- REQUIREMENTS
Set out each line from the following listing that includes the word "mutfaklar".

- SUPPLIED MATERIAL
::::

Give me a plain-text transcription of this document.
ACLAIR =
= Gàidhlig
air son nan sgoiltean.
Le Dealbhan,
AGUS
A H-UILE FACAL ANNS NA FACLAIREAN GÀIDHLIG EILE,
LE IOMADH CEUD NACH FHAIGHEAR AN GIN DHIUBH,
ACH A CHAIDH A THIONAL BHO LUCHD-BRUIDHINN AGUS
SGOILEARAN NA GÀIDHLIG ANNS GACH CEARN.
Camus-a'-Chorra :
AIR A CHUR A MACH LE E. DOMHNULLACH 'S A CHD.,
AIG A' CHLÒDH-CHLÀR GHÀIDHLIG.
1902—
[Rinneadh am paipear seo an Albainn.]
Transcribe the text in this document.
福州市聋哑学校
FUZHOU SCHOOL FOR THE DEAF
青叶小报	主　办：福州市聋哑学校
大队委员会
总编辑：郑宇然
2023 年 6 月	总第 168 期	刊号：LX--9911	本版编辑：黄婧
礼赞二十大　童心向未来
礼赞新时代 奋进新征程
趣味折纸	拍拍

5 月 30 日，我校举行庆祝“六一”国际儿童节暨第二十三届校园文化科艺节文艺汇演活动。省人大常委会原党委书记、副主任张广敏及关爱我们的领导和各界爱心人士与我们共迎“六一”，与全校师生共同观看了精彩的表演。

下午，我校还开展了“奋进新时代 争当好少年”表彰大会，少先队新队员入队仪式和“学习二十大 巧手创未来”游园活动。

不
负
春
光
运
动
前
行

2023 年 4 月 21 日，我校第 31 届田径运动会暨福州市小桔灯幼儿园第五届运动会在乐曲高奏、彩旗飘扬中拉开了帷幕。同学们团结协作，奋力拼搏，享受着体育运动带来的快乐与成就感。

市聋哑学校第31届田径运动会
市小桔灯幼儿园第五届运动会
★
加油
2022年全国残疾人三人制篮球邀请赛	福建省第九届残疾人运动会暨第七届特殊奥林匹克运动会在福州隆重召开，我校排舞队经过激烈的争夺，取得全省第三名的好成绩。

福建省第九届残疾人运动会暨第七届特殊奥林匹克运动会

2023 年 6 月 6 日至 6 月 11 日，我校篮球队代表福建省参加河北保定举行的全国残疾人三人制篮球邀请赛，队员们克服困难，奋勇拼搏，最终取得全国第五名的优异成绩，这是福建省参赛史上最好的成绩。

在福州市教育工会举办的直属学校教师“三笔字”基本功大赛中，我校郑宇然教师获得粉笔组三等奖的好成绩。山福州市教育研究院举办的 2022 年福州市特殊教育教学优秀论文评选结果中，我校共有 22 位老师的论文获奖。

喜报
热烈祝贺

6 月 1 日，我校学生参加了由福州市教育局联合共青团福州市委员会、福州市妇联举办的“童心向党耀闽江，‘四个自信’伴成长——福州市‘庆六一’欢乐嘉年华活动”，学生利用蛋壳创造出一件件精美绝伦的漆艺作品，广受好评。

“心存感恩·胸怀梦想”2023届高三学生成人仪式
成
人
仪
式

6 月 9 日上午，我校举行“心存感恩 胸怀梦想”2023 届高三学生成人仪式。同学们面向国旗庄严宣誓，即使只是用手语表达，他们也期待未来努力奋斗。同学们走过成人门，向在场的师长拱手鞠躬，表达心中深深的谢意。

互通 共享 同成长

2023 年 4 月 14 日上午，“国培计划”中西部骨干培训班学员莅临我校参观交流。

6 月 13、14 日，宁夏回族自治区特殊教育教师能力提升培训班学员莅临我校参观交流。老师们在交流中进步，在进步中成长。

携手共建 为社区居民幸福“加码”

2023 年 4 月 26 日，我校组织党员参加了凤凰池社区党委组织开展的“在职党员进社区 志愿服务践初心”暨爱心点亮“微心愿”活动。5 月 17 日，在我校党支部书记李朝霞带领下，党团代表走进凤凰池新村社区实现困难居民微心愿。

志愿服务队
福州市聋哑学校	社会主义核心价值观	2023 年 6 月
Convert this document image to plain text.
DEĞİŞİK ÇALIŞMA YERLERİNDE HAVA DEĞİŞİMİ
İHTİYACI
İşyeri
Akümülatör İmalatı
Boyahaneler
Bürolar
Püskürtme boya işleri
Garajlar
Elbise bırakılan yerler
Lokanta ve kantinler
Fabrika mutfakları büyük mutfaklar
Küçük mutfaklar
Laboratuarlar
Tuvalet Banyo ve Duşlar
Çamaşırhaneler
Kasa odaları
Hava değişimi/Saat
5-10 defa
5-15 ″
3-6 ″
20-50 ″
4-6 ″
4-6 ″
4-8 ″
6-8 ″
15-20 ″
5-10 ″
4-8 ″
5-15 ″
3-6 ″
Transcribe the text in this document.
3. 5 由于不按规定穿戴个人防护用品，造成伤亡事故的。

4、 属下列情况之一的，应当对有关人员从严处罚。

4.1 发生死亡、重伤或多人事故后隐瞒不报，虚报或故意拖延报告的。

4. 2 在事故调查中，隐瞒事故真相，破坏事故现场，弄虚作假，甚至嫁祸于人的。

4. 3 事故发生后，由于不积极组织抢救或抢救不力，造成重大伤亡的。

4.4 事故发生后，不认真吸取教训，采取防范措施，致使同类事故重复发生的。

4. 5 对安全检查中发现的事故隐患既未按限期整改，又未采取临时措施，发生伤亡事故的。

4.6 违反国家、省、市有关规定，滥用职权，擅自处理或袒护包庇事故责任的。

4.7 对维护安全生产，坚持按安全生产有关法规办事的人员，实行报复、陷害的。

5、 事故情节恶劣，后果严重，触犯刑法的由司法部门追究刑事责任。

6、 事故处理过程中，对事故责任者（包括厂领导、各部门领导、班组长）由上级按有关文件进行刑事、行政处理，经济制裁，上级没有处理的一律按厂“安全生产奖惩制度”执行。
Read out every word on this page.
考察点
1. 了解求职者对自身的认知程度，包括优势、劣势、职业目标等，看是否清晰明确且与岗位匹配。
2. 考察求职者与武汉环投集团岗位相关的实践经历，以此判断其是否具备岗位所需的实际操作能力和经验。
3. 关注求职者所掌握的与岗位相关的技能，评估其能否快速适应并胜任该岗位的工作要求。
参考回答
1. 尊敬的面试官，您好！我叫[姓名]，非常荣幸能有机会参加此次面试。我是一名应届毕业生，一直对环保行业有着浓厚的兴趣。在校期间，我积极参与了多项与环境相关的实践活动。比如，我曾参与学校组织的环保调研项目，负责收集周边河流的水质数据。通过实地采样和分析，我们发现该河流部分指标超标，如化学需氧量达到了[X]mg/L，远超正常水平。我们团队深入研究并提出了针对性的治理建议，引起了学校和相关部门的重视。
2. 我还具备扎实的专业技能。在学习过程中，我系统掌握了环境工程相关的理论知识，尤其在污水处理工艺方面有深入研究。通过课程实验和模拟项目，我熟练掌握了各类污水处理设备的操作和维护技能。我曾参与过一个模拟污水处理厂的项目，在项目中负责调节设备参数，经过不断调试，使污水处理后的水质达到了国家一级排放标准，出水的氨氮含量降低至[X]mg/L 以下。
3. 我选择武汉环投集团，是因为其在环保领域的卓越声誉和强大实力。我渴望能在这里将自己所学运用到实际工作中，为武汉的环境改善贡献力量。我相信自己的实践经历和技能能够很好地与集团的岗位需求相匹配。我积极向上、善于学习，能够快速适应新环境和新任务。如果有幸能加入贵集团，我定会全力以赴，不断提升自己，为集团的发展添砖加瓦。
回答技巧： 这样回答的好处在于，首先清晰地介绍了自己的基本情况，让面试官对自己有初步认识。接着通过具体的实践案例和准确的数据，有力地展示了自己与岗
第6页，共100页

::::

- SOLUTION BELOW
Fabrika mutfakları büyük mutfaklar
Küçük mutfaklar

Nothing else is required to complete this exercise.